> [Task instructions]
Pull out every line with the word "title" from the entries below.

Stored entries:
## BEGIN
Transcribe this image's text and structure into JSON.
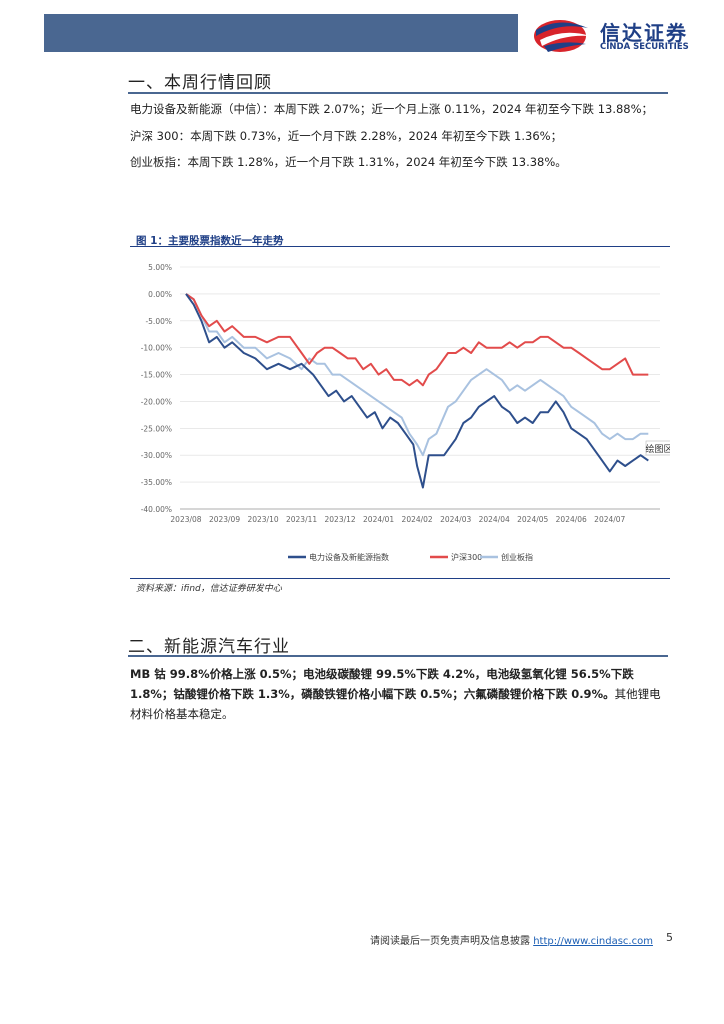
{
  "header": {
    "logo_cn": "信达证券",
    "logo_en": "CINDA SECURITIES",
    "brand_red": "#d8242b",
    "brand_blue": "#1f3f86",
    "bar_color": "#4a6791"
  },
  "section1": {
    "title": "一、本周行情回顾",
    "line1": "电力设备及新能源（中信）：本周下跌 2.07%；近一个月上涨 0.11%，2024 年初至今下跌 13.88%；",
    "line2": "沪深 300：本周下跌 0.73%，近一个月下跌 2.28%，2024 年初至今下跌 1.36%；",
    "line3": "创业板指：本周下跌 1.28%，近一个月下跌 1.31%，2024 年初至今下跌 13.38%。"
  },
  "figure": {
    "title": "图 1：主要股票指数近一年走势",
    "source": "资料来源：ifind，信达证券研发中心",
    "overlay_label": "绘图区"
  },
  "chart_data": {
    "type": "line",
    "title": "",
    "xlabel": "",
    "ylabel": "",
    "x_ticks": [
      "2023/08",
      "2023/09",
      "2023/10",
      "2023/11",
      "2023/12",
      "2024/01",
      "2024/02",
      "2024/03",
      "2024/04",
      "2024/05",
      "2024/06",
      "2024/07"
    ],
    "y_ticks": [
      "5.00%",
      "0.00%",
      "-5.00%",
      "-10.00%",
      "-15.00%",
      "-20.00%",
      "-25.00%",
      "-30.00%",
      "-35.00%",
      "-40.00%"
    ],
    "ylim": [
      -40,
      5
    ],
    "x_range_months": [
      0,
      12.2
    ],
    "grid": true,
    "legend_position": "bottom",
    "series": [
      {
        "name": "电力设备及新能源指数",
        "color": "#2e4f8c",
        "points": [
          [
            0,
            0
          ],
          [
            0.2,
            -2
          ],
          [
            0.4,
            -5
          ],
          [
            0.6,
            -9
          ],
          [
            0.8,
            -8
          ],
          [
            1.0,
            -10
          ],
          [
            1.2,
            -9
          ],
          [
            1.5,
            -11
          ],
          [
            1.8,
            -12
          ],
          [
            2.1,
            -14
          ],
          [
            2.4,
            -13
          ],
          [
            2.7,
            -14
          ],
          [
            3.0,
            -13
          ],
          [
            3.3,
            -15
          ],
          [
            3.5,
            -17
          ],
          [
            3.7,
            -19
          ],
          [
            3.9,
            -18
          ],
          [
            4.1,
            -20
          ],
          [
            4.3,
            -19
          ],
          [
            4.5,
            -21
          ],
          [
            4.7,
            -23
          ],
          [
            4.9,
            -22
          ],
          [
            5.1,
            -25
          ],
          [
            5.3,
            -23
          ],
          [
            5.5,
            -24
          ],
          [
            5.7,
            -26
          ],
          [
            5.9,
            -28
          ],
          [
            6.0,
            -32
          ],
          [
            6.15,
            -36
          ],
          [
            6.3,
            -30
          ],
          [
            6.5,
            -30
          ],
          [
            6.7,
            -30
          ],
          [
            7.0,
            -27
          ],
          [
            7.2,
            -24
          ],
          [
            7.4,
            -23
          ],
          [
            7.6,
            -21
          ],
          [
            7.8,
            -20
          ],
          [
            8.0,
            -19
          ],
          [
            8.2,
            -21
          ],
          [
            8.4,
            -22
          ],
          [
            8.6,
            -24
          ],
          [
            8.8,
            -23
          ],
          [
            9.0,
            -24
          ],
          [
            9.2,
            -22
          ],
          [
            9.4,
            -22
          ],
          [
            9.6,
            -20
          ],
          [
            9.8,
            -22
          ],
          [
            10.0,
            -25
          ],
          [
            10.2,
            -26
          ],
          [
            10.4,
            -27
          ],
          [
            10.6,
            -29
          ],
          [
            10.8,
            -31
          ],
          [
            11.0,
            -33
          ],
          [
            11.2,
            -31
          ],
          [
            11.4,
            -32
          ],
          [
            11.6,
            -31
          ],
          [
            11.8,
            -30
          ],
          [
            12.0,
            -31
          ]
        ]
      },
      {
        "name": "沪深300",
        "color": "#e24b4b",
        "points": [
          [
            0,
            0
          ],
          [
            0.2,
            -1
          ],
          [
            0.4,
            -4
          ],
          [
            0.6,
            -6
          ],
          [
            0.8,
            -5
          ],
          [
            1.0,
            -7
          ],
          [
            1.2,
            -6
          ],
          [
            1.5,
            -8
          ],
          [
            1.8,
            -8
          ],
          [
            2.1,
            -9
          ],
          [
            2.4,
            -8
          ],
          [
            2.7,
            -8
          ],
          [
            3.0,
            -11
          ],
          [
            3.2,
            -13
          ],
          [
            3.4,
            -11
          ],
          [
            3.6,
            -10
          ],
          [
            3.8,
            -10
          ],
          [
            4.0,
            -11
          ],
          [
            4.2,
            -12
          ],
          [
            4.4,
            -12
          ],
          [
            4.6,
            -14
          ],
          [
            4.8,
            -13
          ],
          [
            5.0,
            -15
          ],
          [
            5.2,
            -14
          ],
          [
            5.4,
            -16
          ],
          [
            5.6,
            -16
          ],
          [
            5.8,
            -17
          ],
          [
            6.0,
            -16
          ],
          [
            6.15,
            -17
          ],
          [
            6.3,
            -15
          ],
          [
            6.5,
            -14
          ],
          [
            6.8,
            -11
          ],
          [
            7.0,
            -11
          ],
          [
            7.2,
            -10
          ],
          [
            7.4,
            -11
          ],
          [
            7.6,
            -9
          ],
          [
            7.8,
            -10
          ],
          [
            8.0,
            -10
          ],
          [
            8.2,
            -10
          ],
          [
            8.4,
            -9
          ],
          [
            8.6,
            -10
          ],
          [
            8.8,
            -9
          ],
          [
            9.0,
            -9
          ],
          [
            9.2,
            -8
          ],
          [
            9.4,
            -8
          ],
          [
            9.6,
            -9
          ],
          [
            9.8,
            -10
          ],
          [
            10.0,
            -10
          ],
          [
            10.2,
            -11
          ],
          [
            10.4,
            -12
          ],
          [
            10.6,
            -13
          ],
          [
            10.8,
            -14
          ],
          [
            11.0,
            -14
          ],
          [
            11.2,
            -13
          ],
          [
            11.4,
            -12
          ],
          [
            11.6,
            -15
          ],
          [
            11.8,
            -15
          ],
          [
            12.0,
            -15
          ]
        ]
      },
      {
        "name": "创业板指",
        "color": "#a9c2e0",
        "points": [
          [
            0,
            0
          ],
          [
            0.2,
            -1
          ],
          [
            0.4,
            -4
          ],
          [
            0.6,
            -7
          ],
          [
            0.8,
            -7
          ],
          [
            1.0,
            -9
          ],
          [
            1.2,
            -8
          ],
          [
            1.5,
            -10
          ],
          [
            1.8,
            -10
          ],
          [
            2.1,
            -12
          ],
          [
            2.4,
            -11
          ],
          [
            2.7,
            -12
          ],
          [
            3.0,
            -14
          ],
          [
            3.2,
            -12
          ],
          [
            3.4,
            -13
          ],
          [
            3.6,
            -13
          ],
          [
            3.8,
            -15
          ],
          [
            4.0,
            -15
          ],
          [
            4.2,
            -16
          ],
          [
            4.4,
            -17
          ],
          [
            4.6,
            -18
          ],
          [
            4.8,
            -19
          ],
          [
            5.0,
            -20
          ],
          [
            5.2,
            -21
          ],
          [
            5.4,
            -22
          ],
          [
            5.6,
            -23
          ],
          [
            5.8,
            -26
          ],
          [
            6.0,
            -28
          ],
          [
            6.15,
            -30
          ],
          [
            6.3,
            -27
          ],
          [
            6.5,
            -26
          ],
          [
            6.8,
            -21
          ],
          [
            7.0,
            -20
          ],
          [
            7.2,
            -18
          ],
          [
            7.4,
            -16
          ],
          [
            7.6,
            -15
          ],
          [
            7.8,
            -14
          ],
          [
            8.0,
            -15
          ],
          [
            8.2,
            -16
          ],
          [
            8.4,
            -18
          ],
          [
            8.6,
            -17
          ],
          [
            8.8,
            -18
          ],
          [
            9.0,
            -17
          ],
          [
            9.2,
            -16
          ],
          [
            9.4,
            -17
          ],
          [
            9.6,
            -18
          ],
          [
            9.8,
            -19
          ],
          [
            10.0,
            -21
          ],
          [
            10.2,
            -22
          ],
          [
            10.4,
            -23
          ],
          [
            10.6,
            -24
          ],
          [
            10.8,
            -26
          ],
          [
            11.0,
            -27
          ],
          [
            11.2,
            -26
          ],
          [
            11.4,
            -27
          ],
          [
            11.6,
            -27
          ],
          [
            11.8,
            -26
          ],
          [
            12.0,
            -26
          ]
        ]
      }
    ]
  },
  "section2": {
    "title": "二、新能源汽车行业",
    "para_bold": "MB 钴 99.8%价格上涨 0.5%；电池级碳酸锂 99.5%下跌 4.2%，电池级氢氧化锂 56.5%下跌 1.8%；钴酸锂价格下跌 1.3%，磷酸铁锂价格小幅下跌 0.5%；六氟磷酸锂价格下跌 0.9%。",
    "para_normal": "其他锂电材料价格基本稳定。"
  },
  "footer": {
    "disclaimer": "请阅读最后一页免责声明及信息披露",
    "url": "http://www.cindasc.com",
    "page": "5"
  }
}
## END
> [Correct result]
    "title": "一、本周行情回顾",
    "title": "图 1：主要股票指数近一年走势",
    "title": "",
    "title": "二、新能源汽车行业",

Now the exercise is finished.